::: TASK MATERIAL :::
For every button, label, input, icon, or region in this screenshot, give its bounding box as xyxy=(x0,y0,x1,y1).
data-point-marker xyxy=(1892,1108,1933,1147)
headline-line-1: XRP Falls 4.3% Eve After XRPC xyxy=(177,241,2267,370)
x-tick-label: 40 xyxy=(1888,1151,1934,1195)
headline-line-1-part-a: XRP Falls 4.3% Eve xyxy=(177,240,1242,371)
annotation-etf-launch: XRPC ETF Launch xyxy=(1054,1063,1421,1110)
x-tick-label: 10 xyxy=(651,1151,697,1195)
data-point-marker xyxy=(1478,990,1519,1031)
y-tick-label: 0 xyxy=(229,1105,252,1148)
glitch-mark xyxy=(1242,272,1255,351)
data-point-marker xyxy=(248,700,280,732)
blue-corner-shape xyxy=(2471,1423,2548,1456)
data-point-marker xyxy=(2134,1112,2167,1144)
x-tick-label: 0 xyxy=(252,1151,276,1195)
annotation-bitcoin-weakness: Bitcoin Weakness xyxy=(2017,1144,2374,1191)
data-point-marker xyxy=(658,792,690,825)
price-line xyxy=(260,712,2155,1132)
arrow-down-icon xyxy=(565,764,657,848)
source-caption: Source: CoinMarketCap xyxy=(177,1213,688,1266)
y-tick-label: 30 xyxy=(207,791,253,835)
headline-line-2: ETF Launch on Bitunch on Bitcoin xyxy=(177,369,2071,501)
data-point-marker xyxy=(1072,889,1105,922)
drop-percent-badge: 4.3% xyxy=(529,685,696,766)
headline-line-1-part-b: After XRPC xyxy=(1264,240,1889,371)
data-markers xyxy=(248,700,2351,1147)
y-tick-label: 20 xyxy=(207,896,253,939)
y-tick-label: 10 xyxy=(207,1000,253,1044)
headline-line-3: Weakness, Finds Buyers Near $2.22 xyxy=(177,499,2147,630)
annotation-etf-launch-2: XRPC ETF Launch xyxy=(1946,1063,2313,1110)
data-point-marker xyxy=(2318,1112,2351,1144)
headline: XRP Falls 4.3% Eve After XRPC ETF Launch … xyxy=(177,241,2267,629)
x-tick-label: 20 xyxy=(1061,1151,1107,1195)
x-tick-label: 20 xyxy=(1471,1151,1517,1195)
:::
DESCRIPTION OF THE TASK —
Copy out every row above without changing a single character.

EXERCISE OUTPUT —
For every button, label, input, icon, or region in this screenshot, give its bounding box as xyxy=(x0,y0,x1,y1).
data-point-marker xyxy=(1892,1108,1933,1147)
headline-line-1: XRP Falls 4.3% Eve After XRPC xyxy=(177,241,2267,370)
x-tick-label: 40 xyxy=(1888,1151,1934,1195)
headline-line-1-part-a: XRP Falls 4.3% Eve xyxy=(177,240,1242,371)
annotation-etf-launch: XRPC ETF Launch xyxy=(1054,1063,1421,1110)
x-tick-label: 10 xyxy=(651,1151,697,1195)
data-point-marker xyxy=(1478,990,1519,1031)
y-tick-label: 0 xyxy=(229,1105,252,1148)
glitch-mark xyxy=(1242,272,1255,351)
data-point-marker xyxy=(248,700,280,732)
blue-corner-shape xyxy=(2471,1423,2548,1456)
data-point-marker xyxy=(2134,1112,2167,1144)
x-tick-label: 0 xyxy=(252,1151,276,1195)
annotation-bitcoin-weakness: Bitcoin Weakness xyxy=(2017,1144,2374,1191)
data-point-marker xyxy=(658,792,690,825)
price-line xyxy=(260,712,2155,1132)
arrow-down-icon xyxy=(565,764,657,848)
source-caption: Source: CoinMarketCap xyxy=(177,1213,688,1266)
y-tick-label: 30 xyxy=(207,791,253,835)
headline-line-2: ETF Launch on Bitunch on Bitcoin xyxy=(177,369,2071,501)
data-point-marker xyxy=(1072,889,1105,922)
drop-percent-badge: 4.3% xyxy=(529,685,696,766)
headline-line-1-part-b: After XRPC xyxy=(1264,240,1889,371)
data-markers xyxy=(248,700,2351,1147)
y-tick-label: 20 xyxy=(207,896,253,939)
y-tick-label: 10 xyxy=(207,1000,253,1044)
headline-line-3: Weakness, Finds Buyers Near $2.22 xyxy=(177,499,2147,630)
annotation-etf-launch-2: XRPC ETF Launch xyxy=(1946,1063,2313,1110)
data-point-marker xyxy=(2318,1112,2351,1144)
headline: XRP Falls 4.3% Eve After XRPC ETF Launch … xyxy=(177,241,2267,629)
x-tick-label: 20 xyxy=(1061,1151,1107,1195)
x-tick-label: 20 xyxy=(1471,1151,1517,1195)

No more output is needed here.